● Problem description
Every line holding the string "JSON" should be gathered.

(Entries from a dataset)
+++++

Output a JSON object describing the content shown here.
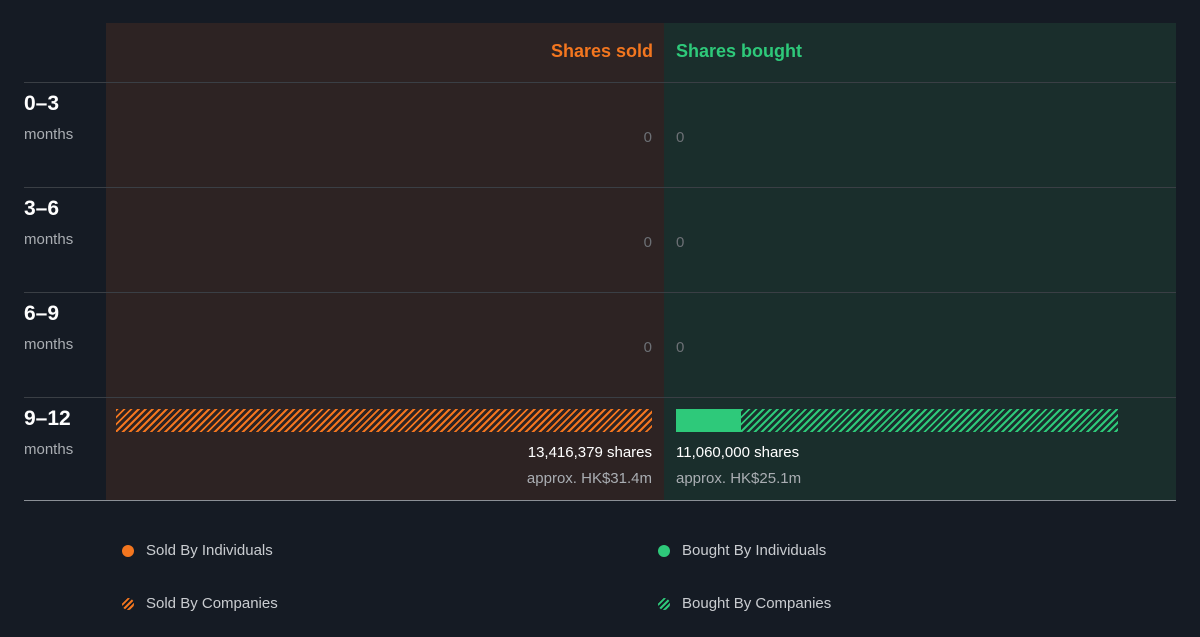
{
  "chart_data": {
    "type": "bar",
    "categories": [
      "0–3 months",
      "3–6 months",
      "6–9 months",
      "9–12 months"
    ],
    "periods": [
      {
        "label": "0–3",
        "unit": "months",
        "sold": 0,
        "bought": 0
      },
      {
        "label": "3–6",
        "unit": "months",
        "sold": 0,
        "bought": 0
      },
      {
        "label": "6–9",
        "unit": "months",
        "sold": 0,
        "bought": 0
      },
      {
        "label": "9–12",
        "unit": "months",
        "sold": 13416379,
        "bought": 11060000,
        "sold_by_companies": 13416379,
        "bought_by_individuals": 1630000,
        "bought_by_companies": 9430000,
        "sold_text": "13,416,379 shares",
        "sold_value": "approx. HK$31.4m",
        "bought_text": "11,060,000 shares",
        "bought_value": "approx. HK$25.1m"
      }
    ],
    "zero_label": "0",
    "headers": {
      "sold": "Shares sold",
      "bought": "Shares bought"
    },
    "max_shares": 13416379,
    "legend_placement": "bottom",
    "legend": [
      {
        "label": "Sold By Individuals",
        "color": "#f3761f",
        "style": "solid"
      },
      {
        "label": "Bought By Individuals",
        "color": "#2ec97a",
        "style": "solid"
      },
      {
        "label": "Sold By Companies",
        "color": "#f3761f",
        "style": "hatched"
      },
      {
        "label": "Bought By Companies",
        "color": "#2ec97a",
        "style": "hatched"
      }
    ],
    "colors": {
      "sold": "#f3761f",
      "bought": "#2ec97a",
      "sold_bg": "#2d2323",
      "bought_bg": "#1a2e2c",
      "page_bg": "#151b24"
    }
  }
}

+++++

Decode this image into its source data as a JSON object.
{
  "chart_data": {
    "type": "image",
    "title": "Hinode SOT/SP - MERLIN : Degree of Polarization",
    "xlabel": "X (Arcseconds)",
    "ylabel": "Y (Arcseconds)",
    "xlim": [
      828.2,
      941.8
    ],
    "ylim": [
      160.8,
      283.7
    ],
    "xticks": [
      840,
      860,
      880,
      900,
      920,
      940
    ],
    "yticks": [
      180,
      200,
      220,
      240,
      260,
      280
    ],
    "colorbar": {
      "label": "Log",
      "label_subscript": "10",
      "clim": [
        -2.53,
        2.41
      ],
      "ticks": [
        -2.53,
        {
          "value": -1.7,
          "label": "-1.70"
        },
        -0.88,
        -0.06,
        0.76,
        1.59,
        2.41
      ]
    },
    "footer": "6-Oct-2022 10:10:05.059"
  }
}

+++++

● The output
Output a JSON object describing the content shown here.
Decode this image into its source data as a JSON object.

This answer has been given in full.